- _Page excerpt_:

--*--

Using different custom dataloaders, with same index

Minseok · August 12, 2019, 5:33am

Hi there,

I am currently drawing batch data from three same-shape(i.e., m by n matrix) independent data loaded on GPU all together, but due to the GPU memory usage problem I would like to write down my custom Dataset.

The thing is, I can pick item indices and use them in the three data sources before, but the dataloader actually does not provide any information about it. So my possible solution towards it is to modify getitem in my custom dataloader and use as below:

class MyDataset(Dataset):
    def __init__(self):
        self.cifar10 = datasets.CIFAR10(root='YOUR_PATH',
                                        download=False,
                                        train=True,
                                        transform=transforms.ToTensor())
        
    def __getitem__(self, index):
        data, target = self.cifar10[index]
        
        return data, target, index

which is from here: [https://discuss.pytorch.org/t/how-does-one-obtain-indicies-from-a-dataloader/16847/3]

Here comes the question: I want to pick the indices from dataloader and use the indices to get items from other two dataloaders(the data shape are the same). Would there be more efficient way?

ptrblck · August 13, 2019, 12:08am

Could you explain a bit, what you mean by

?
Would you like to determine the indices manually?

Would it work to initialize all three datasets inside your custom MyDataset and just index all three in __getitem__ or am I misunderstanding the use case?

Minseok · August 14, 2019, 4:35am

I think I found a walkaround that initialize dataset independently and concatenate them in one dataset, then index it using the key information during the dataloading. Data from the same row comes out from datasets. The shuffle=True in the dataloader seems to shuffle all the concatenated datasets in the same shuffled indices. Specific code is as below and it works for me:

class ContextTensorDataset(Dataset):

    def __init__(self, context_type, directory_path, context_threshold=0, context_neglect=False):

        print(context_type + " Context Tensor Dataset initialized.")
        # Read data if the context is provided
        self.context_matrix = T.FloatTensor(np.load(directory_path + 'user_' + context_type + '_context.npy'))

--*--

- _Records shown_:
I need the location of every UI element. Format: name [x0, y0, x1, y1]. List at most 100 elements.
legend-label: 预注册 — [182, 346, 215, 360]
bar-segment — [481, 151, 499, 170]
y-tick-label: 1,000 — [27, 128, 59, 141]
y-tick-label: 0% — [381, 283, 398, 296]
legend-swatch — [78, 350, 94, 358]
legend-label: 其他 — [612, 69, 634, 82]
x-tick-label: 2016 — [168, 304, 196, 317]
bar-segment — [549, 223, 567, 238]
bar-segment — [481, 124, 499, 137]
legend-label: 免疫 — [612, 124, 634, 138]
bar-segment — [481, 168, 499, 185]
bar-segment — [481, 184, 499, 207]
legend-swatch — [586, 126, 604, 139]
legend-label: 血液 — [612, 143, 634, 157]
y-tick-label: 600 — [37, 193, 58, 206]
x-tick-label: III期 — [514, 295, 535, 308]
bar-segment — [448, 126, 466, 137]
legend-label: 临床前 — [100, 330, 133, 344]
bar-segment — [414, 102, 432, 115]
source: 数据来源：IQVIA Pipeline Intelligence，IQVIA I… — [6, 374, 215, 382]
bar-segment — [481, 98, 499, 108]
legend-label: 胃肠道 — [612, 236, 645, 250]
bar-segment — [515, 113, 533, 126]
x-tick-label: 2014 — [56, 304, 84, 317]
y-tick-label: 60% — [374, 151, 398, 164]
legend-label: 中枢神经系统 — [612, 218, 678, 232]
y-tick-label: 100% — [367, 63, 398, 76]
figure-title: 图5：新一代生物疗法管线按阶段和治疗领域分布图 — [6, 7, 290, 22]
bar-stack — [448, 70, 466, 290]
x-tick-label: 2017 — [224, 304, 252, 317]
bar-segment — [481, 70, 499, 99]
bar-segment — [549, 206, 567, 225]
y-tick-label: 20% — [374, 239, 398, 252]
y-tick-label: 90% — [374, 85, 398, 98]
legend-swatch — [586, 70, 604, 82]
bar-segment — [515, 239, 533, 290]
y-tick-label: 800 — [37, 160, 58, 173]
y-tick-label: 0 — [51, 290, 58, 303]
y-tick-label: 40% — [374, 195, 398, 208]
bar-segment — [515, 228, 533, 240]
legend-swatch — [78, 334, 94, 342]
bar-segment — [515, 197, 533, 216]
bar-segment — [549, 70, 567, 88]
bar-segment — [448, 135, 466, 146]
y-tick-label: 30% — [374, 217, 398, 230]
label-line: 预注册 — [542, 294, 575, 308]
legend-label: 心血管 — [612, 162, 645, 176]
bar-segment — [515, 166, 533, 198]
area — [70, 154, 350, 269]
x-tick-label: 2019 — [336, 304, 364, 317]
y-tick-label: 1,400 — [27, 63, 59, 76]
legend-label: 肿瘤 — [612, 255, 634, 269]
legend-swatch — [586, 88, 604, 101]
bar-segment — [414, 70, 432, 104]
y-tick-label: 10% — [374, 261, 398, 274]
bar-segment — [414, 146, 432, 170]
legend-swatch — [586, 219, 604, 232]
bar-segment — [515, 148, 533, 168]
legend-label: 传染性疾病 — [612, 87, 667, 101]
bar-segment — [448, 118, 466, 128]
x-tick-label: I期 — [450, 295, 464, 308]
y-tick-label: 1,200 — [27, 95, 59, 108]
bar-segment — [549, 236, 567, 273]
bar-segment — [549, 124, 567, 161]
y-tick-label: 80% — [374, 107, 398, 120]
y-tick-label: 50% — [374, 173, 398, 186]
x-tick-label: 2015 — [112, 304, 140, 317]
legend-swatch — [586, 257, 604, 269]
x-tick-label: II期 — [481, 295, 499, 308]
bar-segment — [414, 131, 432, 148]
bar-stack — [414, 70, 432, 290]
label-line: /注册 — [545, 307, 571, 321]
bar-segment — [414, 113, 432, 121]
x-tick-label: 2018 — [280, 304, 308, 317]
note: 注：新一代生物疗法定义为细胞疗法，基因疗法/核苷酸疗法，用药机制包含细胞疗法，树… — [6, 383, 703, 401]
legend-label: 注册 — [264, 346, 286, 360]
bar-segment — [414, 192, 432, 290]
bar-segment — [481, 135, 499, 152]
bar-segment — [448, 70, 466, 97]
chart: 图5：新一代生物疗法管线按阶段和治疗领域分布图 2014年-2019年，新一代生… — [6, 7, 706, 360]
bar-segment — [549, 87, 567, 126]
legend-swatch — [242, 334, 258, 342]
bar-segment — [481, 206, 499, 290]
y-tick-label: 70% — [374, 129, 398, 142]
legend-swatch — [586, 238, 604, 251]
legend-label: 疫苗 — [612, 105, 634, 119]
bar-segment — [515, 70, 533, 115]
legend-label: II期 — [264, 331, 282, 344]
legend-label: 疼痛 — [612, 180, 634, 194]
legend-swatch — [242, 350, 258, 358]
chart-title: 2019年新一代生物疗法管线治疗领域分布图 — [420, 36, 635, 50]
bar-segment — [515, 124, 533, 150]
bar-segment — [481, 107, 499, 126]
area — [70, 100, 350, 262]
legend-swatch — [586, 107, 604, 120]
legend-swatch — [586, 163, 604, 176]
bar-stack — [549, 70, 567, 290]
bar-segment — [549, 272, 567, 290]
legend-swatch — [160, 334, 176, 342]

--*--

- _Parts of the exercise_:
1. In the forum thread about custom dataloaders, what does Minseok say shuffle=True in the dataloader seems to do?
2. Pick up the forum thread about custom dataloaders right after its last line and keep it going.

- _Answers for the exercise_:
1. It seems to shuffle all the concatenated datasets using the same shuffled indices.

2.
        self.context_threshold = context_threshold
        self.context_type = context_type

        if context_neglect:
            self.context_matrix[self.context_matrix < self.context_threshold] = 0

    def __getitem__(self, index):
        return {self.context_type: self.context_matrix[index]}

    def __len__(self):
        '''
        Returns the length of the data(i.e., number of users)
        '''
        return self.context_matrix.shape[0]

    def shuffle_index(self, new_index):
        self.context_matrix = self.context_matrix[new_index]

    @property
    def shape(self):
        return self.context_matrix.shape

class ConcatDatasets(Dataset):
    def __init__(self, *datasets):
        self.datasets = datasets

    def __getitem__(self, index):
        batch = {}
        for dataset in self.datasets:
            batch = {**batch, **dataset[index]}
        return batch

    def __len__(self):
        return min(len(d) for d in self.datasets)

thus the code in the main.py would be somewhat like below

    if 'G' in args.input_val:
        place_data = ContextTensorDataset('geo', directory_path, args.context, context_neglect=True)
        datasets += (place_data,)
    if 'T' in args.input_val:
        time_data = ContextTensorDataset('time', directory_path, args.context, context_neglect=True)
        datasets += (time_data,)
    if 'S' in args.input_val:
        seq_data = ContextTensorDataset('seq', directory_path, args.context, context_neglect=True)
        datasets += (seq_data,)


    dataloaders = DataLoader(ConcatDatasets(*datasets),
                            batch_size=args.batch_size,
                            shuffle=True,
                            pin_memory=True,
                            num_workers=4)